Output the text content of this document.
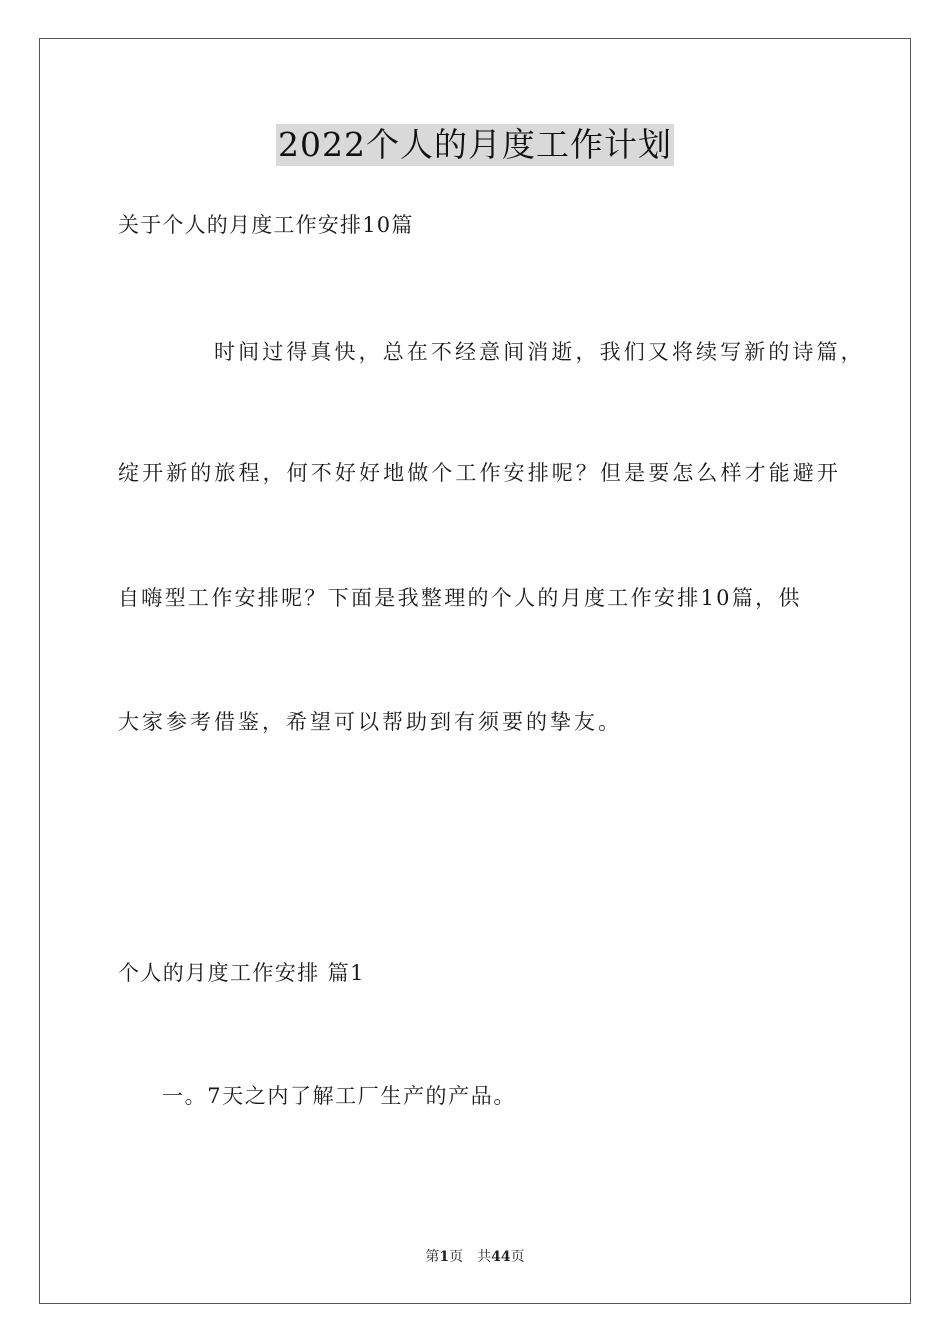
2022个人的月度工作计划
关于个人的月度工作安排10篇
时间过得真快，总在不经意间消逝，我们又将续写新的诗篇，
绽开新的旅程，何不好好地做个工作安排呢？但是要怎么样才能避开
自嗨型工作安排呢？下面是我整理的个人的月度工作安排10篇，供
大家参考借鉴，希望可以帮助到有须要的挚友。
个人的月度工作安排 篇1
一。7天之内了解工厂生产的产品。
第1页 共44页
■ ■ ■
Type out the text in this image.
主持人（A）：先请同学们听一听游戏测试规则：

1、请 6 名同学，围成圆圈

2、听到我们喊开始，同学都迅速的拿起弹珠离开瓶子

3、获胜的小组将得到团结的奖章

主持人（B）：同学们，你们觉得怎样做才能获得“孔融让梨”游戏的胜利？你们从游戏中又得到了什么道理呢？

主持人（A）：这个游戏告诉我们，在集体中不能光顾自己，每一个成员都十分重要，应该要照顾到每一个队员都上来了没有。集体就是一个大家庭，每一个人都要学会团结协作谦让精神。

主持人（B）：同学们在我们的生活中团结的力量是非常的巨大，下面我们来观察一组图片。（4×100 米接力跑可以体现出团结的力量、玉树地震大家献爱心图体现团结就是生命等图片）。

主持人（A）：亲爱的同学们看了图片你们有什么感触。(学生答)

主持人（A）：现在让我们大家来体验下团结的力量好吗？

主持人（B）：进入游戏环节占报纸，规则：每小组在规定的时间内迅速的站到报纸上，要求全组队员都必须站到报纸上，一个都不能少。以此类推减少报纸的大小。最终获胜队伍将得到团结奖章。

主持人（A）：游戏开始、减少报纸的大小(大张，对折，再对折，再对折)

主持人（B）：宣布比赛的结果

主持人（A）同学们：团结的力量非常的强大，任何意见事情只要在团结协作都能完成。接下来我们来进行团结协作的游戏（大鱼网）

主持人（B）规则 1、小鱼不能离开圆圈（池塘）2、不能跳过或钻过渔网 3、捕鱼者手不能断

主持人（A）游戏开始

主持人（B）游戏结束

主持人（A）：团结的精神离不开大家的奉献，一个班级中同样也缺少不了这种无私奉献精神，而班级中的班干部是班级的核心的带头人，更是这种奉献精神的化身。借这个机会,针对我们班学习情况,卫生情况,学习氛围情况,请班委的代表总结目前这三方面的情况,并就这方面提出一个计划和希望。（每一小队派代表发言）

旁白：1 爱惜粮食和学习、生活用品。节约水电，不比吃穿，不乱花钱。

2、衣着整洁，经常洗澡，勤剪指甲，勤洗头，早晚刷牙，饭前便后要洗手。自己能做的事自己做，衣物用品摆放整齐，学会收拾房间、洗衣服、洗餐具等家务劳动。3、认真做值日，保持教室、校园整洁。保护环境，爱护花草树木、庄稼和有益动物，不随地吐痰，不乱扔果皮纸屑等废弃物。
■ ■ ■
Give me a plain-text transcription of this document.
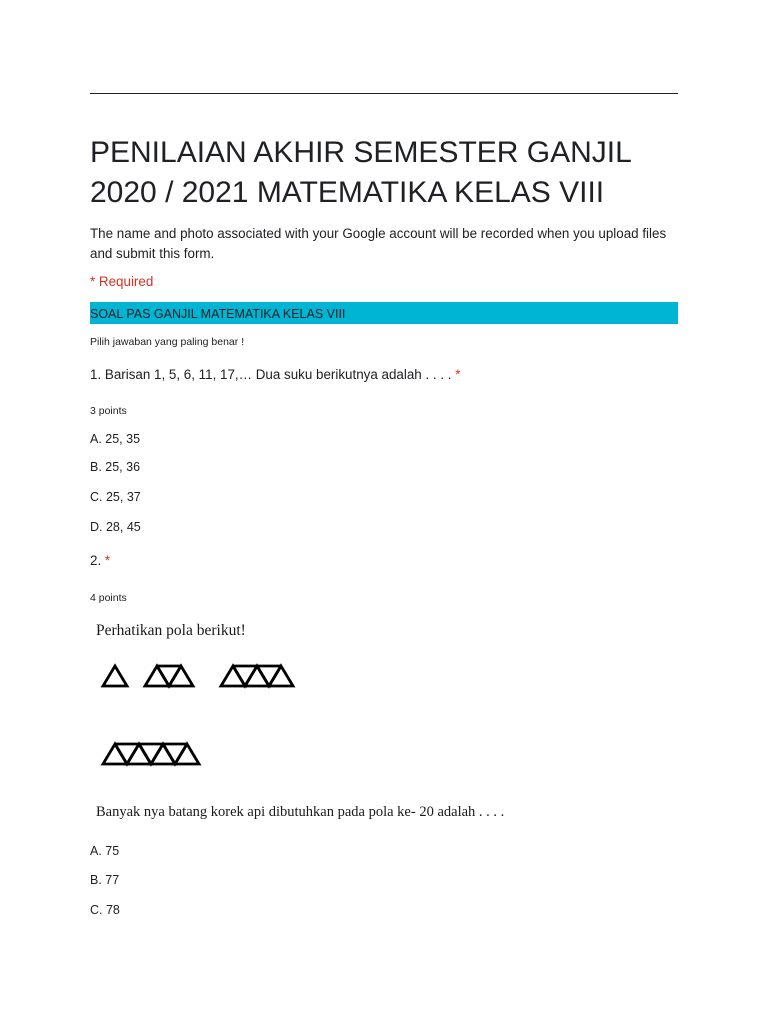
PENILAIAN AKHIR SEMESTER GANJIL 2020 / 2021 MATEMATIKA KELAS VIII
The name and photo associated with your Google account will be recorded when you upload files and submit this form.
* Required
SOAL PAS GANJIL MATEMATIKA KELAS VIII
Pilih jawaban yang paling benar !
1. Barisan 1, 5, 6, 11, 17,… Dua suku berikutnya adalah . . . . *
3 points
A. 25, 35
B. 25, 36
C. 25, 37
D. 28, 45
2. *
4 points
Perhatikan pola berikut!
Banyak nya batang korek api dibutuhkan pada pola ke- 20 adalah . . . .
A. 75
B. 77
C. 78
■ ■ ■
▶ _WHAT THE EXERCISE ASKS_: Go through the material and copy out every line with "GANJIL" in it.

▶ _FULL RESPONSE_:
PENILAIAN AKHIR SEMESTER GANJIL 2020 / 2021 MATEMATIKA KELAS VIII
SOAL PAS GANJIL MATEMATIKA KELAS VIII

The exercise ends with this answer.